• Objective: An exact copy of the records is required, minus the pictures they hold.
====== Input for this task ======
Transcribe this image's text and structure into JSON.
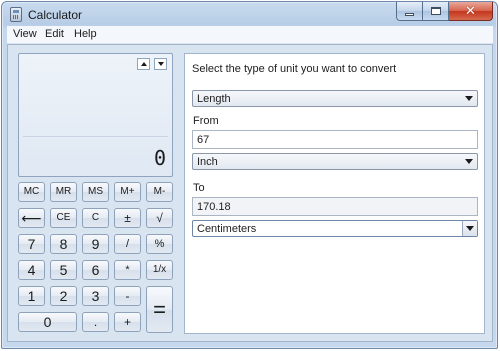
{
  "window": {
    "title": "Calculator"
  },
  "menu": [
    "View",
    "Edit",
    "Help"
  ],
  "display": {
    "value": "0"
  },
  "memory_buttons": [
    "MC",
    "MR",
    "MS",
    "M+",
    "M-"
  ],
  "keypad": {
    "backspace": "⟵",
    "ce": "CE",
    "c": "C",
    "plus_minus": "±",
    "sqrt": "√",
    "seven": "7",
    "eight": "8",
    "nine": "9",
    "divide": "/",
    "percent": "%",
    "four": "4",
    "five": "5",
    "six": "6",
    "multiply": "*",
    "reciprocal": "1/x",
    "one": "1",
    "two": "2",
    "three": "3",
    "minus": "-",
    "zero": "0",
    "decimal": ".",
    "plus": "+",
    "equals": "="
  },
  "converter": {
    "heading": "Select the type of unit you want to convert",
    "unit_type": "Length",
    "from_label": "From",
    "from_value": "67",
    "from_unit": "Inch",
    "to_label": "To",
    "to_value": "170.18",
    "to_unit": "Centimeters"
  }
}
======
• The solution:
Transcribe this image's text and structure into JSON.
{
  "window": {
    "title": "Calculator"
  },
  "menu": [
    "View",
    "Edit",
    "Help"
  ],
  "display": {
    "value": "0"
  },
  "memory_buttons": [
    "MC",
    "MR",
    "MS",
    "M+",
    "M-"
  ],
  "keypad": {
    "backspace": "⟵",
    "ce": "CE",
    "c": "C",
    "plus_minus": "±",
    "sqrt": "√",
    "seven": "7",
    "eight": "8",
    "nine": "9",
    "divide": "/",
    "percent": "%",
    "four": "4",
    "five": "5",
    "six": "6",
    "multiply": "*",
    "reciprocal": "1/x",
    "one": "1",
    "two": "2",
    "three": "3",
    "minus": "-",
    "zero": "0",
    "decimal": ".",
    "plus": "+",
    "equals": "="
  },
  "converter": {
    "heading": "Select the type of unit you want to convert",
    "unit_type": "Length",
    "from_label": "From",
    "from_value": "67",
    "from_unit": "Inch",
    "to_label": "To",
    "to_value": "170.18",
    "to_unit": "Centimeters"
  }
}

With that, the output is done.